::: MATERIAL SHOWN

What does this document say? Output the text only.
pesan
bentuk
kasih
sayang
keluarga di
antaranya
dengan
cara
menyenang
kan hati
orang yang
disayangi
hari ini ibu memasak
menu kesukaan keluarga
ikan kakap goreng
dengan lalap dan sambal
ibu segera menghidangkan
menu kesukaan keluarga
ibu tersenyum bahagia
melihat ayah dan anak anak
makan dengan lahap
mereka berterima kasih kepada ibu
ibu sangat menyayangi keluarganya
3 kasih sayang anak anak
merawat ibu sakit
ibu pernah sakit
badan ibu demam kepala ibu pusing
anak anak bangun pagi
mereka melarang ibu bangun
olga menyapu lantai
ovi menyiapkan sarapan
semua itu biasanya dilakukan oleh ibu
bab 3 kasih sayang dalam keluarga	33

::::::
::: MATERIAL SHOWN

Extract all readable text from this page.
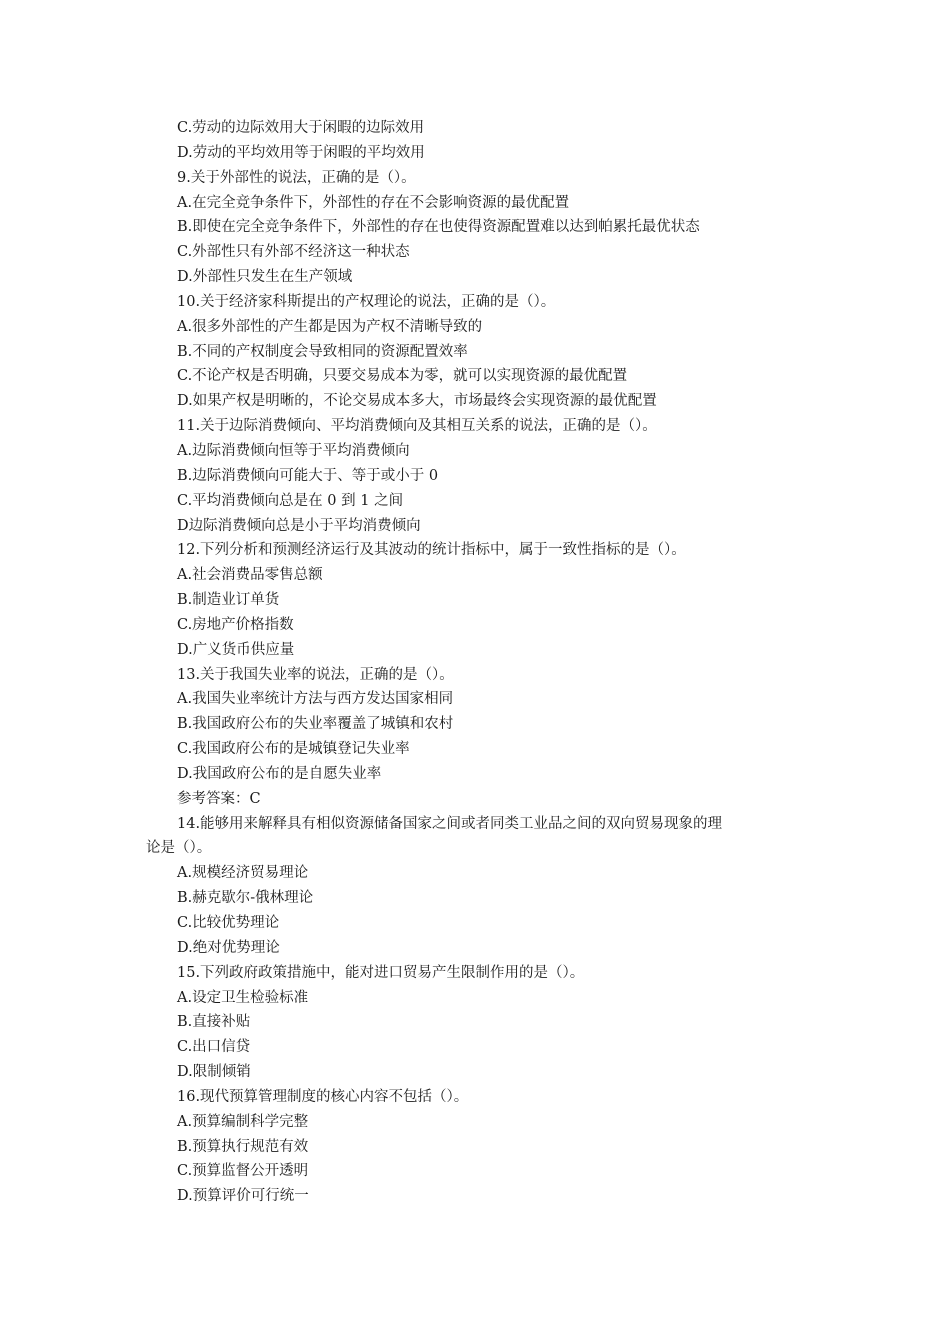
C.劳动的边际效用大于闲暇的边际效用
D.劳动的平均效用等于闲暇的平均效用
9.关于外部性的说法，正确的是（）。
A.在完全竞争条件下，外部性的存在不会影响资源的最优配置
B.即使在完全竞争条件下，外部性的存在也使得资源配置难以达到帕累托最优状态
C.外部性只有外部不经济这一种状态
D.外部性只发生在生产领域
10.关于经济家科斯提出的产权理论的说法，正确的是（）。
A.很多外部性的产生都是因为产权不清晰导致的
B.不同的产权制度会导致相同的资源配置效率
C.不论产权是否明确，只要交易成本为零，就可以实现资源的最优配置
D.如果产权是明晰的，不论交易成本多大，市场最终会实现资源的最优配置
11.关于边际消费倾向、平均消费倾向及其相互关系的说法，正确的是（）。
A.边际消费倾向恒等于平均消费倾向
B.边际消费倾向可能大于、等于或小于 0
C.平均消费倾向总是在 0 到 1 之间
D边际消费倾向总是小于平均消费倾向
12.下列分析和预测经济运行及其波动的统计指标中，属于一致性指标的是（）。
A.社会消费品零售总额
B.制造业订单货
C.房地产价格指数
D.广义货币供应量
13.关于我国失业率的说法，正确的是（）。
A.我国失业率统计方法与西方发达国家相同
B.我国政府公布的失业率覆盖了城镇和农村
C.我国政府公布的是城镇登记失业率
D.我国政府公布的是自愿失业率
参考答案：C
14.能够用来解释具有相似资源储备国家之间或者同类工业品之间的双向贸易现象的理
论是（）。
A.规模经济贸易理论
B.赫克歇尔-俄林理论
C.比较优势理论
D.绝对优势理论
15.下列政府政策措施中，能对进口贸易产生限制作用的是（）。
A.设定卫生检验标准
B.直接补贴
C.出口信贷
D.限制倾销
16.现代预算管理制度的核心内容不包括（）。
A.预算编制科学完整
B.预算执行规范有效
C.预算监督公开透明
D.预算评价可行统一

::::::
::: MATERIAL SHOWN

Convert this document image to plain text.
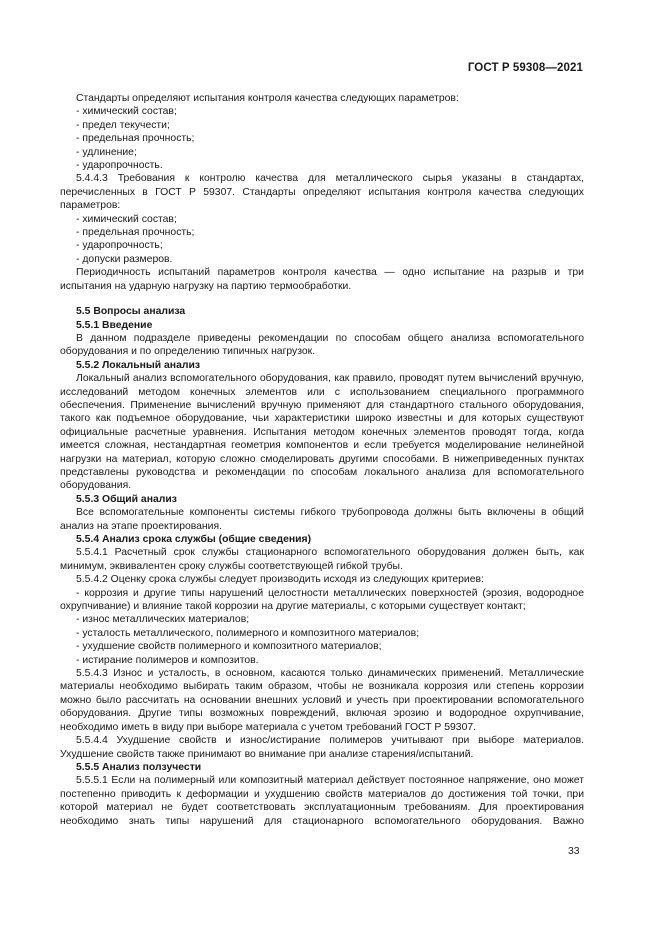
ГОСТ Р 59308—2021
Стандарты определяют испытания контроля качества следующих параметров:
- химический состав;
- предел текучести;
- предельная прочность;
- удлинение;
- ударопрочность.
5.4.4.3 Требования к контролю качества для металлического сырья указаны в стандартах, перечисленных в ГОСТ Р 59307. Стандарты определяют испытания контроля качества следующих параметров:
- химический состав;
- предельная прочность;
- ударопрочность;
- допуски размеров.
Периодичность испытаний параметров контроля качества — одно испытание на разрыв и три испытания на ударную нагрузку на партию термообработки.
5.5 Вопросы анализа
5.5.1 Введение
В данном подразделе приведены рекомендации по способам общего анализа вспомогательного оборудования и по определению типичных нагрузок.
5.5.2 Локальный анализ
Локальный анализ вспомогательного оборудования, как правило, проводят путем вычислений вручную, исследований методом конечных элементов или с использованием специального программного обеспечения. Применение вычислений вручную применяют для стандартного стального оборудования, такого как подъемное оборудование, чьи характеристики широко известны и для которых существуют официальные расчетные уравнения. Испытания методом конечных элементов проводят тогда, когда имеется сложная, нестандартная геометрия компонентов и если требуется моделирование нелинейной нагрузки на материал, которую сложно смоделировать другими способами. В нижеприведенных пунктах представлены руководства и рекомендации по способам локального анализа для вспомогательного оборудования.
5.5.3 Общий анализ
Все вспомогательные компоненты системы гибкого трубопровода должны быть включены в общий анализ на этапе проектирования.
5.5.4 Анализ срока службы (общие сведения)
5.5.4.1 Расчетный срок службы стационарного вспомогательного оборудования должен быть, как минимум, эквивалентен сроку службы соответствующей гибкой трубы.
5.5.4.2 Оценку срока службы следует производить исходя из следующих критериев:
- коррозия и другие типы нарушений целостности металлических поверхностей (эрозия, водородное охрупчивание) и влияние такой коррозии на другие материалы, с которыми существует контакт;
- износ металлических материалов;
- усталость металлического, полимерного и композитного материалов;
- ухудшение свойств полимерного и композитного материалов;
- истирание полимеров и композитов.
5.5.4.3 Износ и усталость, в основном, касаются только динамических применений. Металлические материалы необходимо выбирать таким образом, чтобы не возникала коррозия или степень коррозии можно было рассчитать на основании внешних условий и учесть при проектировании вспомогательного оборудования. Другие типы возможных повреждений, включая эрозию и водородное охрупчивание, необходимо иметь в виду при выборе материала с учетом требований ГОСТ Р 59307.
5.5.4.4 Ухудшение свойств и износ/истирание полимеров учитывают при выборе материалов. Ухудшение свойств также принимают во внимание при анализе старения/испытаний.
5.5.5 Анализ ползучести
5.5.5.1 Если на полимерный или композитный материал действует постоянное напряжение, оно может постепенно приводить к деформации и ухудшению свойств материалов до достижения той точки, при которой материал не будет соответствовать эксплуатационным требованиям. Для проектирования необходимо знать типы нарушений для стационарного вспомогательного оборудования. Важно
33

::::::

Among these entries, how many lines include the string "mereka"? Reply with the number by itself.

2